* **Exercise description**
List each line of the data that holds the word "Door".

* **Record list**
○ ○ ○ ○ ○
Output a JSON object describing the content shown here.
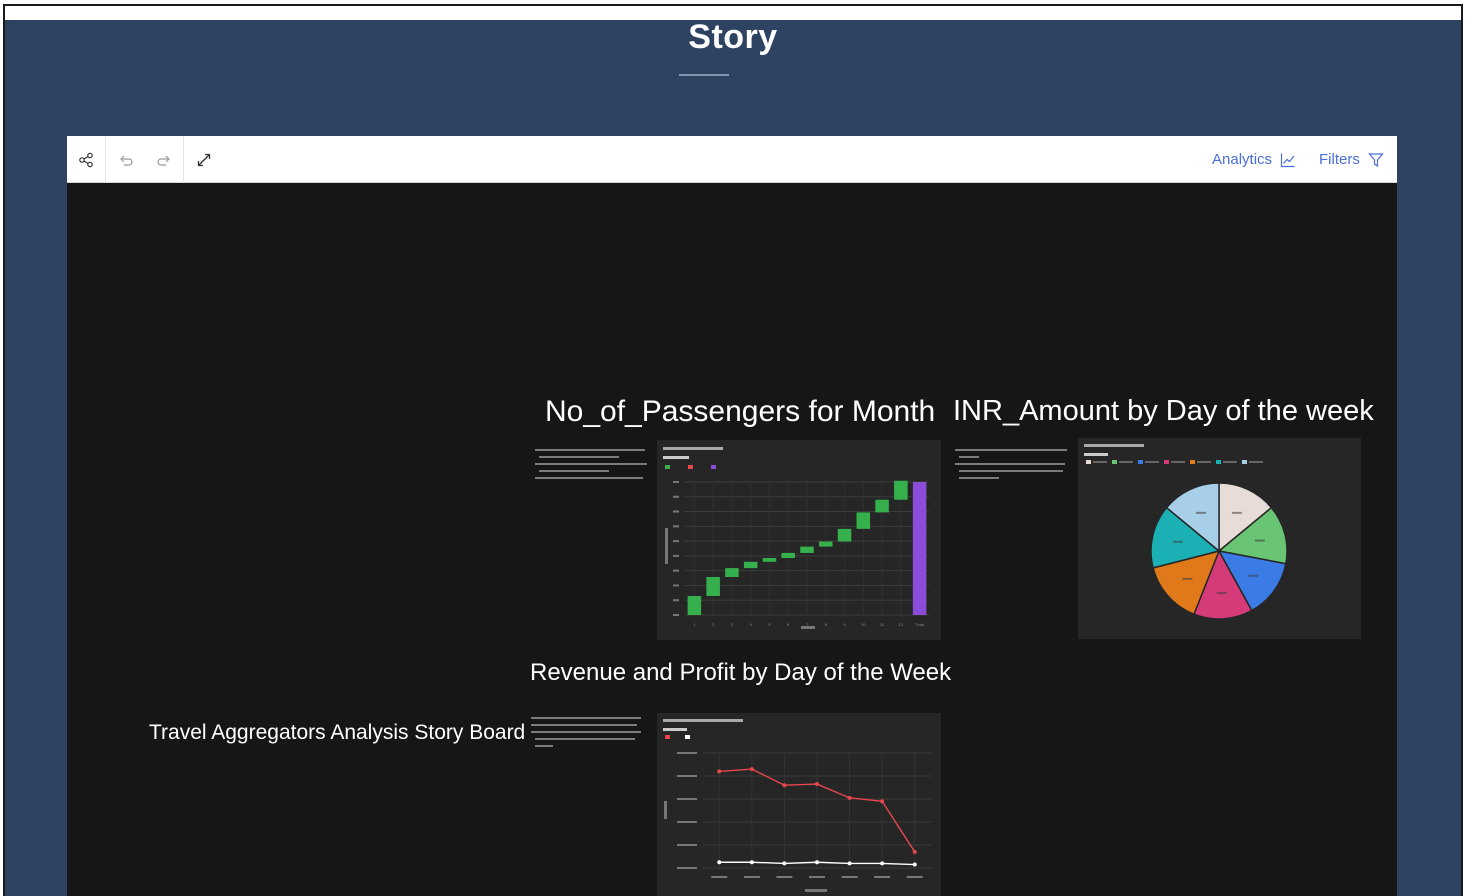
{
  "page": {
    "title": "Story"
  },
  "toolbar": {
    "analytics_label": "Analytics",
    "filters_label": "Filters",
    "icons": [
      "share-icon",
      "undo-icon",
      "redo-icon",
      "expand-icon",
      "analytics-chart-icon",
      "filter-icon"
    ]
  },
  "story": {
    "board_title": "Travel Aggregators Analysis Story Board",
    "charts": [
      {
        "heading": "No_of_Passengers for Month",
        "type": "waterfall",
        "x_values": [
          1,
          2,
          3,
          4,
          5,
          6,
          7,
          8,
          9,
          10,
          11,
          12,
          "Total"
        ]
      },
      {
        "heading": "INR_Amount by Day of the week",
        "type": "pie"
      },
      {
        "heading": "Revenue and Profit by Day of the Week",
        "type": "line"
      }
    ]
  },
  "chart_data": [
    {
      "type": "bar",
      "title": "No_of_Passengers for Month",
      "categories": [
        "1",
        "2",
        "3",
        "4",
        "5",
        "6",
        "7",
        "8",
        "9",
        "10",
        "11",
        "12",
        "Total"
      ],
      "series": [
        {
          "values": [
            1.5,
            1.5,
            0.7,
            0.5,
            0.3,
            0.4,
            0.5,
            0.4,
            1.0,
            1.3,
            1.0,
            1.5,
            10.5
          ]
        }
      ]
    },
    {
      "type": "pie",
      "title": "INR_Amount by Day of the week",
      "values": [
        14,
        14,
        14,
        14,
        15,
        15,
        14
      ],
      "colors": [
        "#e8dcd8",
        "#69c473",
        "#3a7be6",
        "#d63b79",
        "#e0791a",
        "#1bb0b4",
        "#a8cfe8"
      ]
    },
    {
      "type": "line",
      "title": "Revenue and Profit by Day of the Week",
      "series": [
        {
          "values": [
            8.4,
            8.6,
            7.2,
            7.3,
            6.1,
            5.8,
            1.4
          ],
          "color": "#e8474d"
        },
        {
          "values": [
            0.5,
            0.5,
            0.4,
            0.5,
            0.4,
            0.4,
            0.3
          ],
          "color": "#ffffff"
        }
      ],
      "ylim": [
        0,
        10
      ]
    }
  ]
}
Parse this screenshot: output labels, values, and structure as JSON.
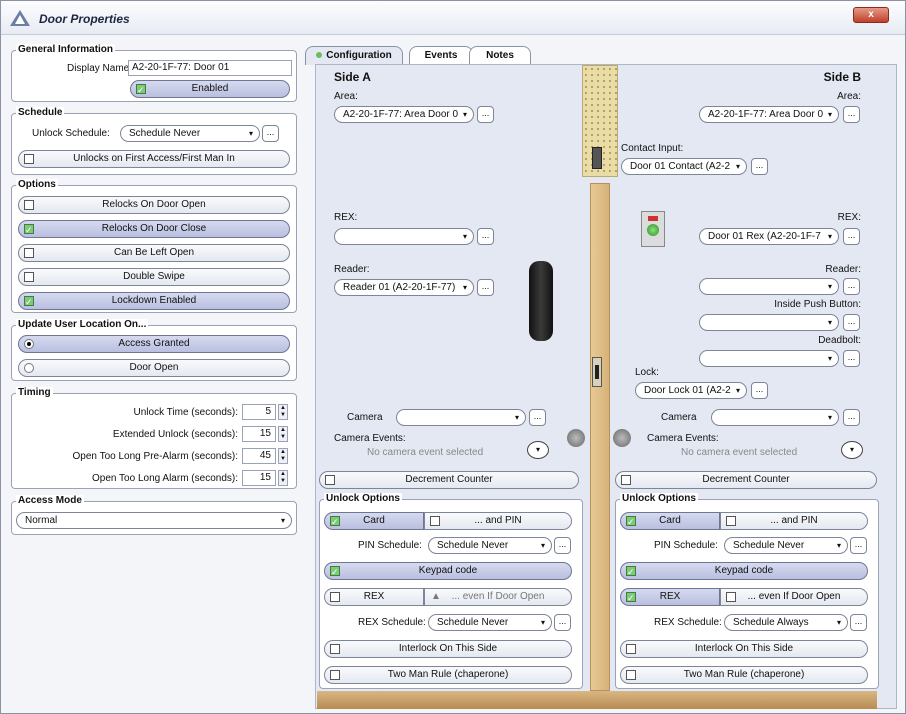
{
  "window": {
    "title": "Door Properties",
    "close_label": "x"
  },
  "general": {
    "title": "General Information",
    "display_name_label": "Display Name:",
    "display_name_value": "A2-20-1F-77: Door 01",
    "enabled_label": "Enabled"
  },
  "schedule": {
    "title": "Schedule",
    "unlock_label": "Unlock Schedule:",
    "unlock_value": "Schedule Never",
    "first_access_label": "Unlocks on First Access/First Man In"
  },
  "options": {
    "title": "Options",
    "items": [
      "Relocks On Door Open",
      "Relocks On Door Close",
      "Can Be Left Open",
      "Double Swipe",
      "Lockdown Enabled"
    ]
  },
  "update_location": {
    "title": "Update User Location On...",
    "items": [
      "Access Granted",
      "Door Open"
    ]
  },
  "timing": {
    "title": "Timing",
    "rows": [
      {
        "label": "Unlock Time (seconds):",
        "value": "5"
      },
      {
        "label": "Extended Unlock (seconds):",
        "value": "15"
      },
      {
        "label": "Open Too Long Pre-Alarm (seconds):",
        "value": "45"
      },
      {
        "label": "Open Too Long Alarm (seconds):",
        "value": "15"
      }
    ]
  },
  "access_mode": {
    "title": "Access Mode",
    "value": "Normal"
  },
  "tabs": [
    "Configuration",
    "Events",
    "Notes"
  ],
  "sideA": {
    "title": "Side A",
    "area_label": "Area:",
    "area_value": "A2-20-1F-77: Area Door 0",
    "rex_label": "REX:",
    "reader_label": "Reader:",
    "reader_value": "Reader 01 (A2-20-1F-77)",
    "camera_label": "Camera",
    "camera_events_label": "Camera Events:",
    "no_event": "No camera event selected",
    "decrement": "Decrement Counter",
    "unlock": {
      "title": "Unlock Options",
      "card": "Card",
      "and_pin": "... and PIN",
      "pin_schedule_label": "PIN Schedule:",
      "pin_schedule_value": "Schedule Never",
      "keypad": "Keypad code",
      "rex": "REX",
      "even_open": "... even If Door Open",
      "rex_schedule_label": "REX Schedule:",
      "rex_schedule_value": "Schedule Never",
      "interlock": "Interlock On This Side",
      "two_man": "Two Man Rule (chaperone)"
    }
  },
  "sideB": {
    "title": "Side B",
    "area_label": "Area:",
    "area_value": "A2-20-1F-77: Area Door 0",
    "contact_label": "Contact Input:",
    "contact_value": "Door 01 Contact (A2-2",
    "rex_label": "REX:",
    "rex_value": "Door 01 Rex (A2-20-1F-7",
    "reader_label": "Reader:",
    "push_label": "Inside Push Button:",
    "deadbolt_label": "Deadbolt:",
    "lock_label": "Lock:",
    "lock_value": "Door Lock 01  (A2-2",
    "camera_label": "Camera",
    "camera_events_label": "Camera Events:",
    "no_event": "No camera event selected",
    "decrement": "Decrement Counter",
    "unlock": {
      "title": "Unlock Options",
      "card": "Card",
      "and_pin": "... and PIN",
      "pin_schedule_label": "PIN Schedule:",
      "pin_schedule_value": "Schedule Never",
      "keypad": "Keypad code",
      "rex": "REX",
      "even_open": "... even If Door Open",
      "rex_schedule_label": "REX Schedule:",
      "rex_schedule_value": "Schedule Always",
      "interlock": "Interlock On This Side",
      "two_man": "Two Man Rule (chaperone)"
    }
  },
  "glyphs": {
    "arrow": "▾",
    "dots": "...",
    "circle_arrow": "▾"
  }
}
○ ○ ○ ○ ○
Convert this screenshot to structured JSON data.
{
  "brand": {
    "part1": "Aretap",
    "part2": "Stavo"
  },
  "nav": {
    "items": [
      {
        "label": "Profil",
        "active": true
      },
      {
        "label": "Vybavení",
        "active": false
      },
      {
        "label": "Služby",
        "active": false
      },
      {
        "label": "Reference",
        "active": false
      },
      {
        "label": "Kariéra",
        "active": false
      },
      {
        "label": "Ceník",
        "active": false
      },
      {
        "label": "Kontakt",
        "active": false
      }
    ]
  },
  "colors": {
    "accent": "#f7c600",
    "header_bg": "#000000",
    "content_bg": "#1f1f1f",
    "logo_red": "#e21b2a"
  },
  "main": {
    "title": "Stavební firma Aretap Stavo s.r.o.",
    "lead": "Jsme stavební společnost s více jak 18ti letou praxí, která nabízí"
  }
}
○ ○ ○ ○ ○
* **Full answer**
    "title": "Door Properties",
    "display_name_value": "A2-20-1F-77: Door 01",
      "Relocks On Door Open",
      "Relocks On Door Close",
      "Door Open"
    "area_value": "A2-20-1F-77: Area Door 0",
      "even_open": "... even If Door Open",
    "area_value": "A2-20-1F-77: Area Door 0",
    "contact_value": "Door 01 Contact (A2-2",
    "rex_value": "Door 01 Rex (A2-20-1F-7",
    "lock_value": "Door Lock 01  (A2-2",
      "even_open": "... even If Door Open",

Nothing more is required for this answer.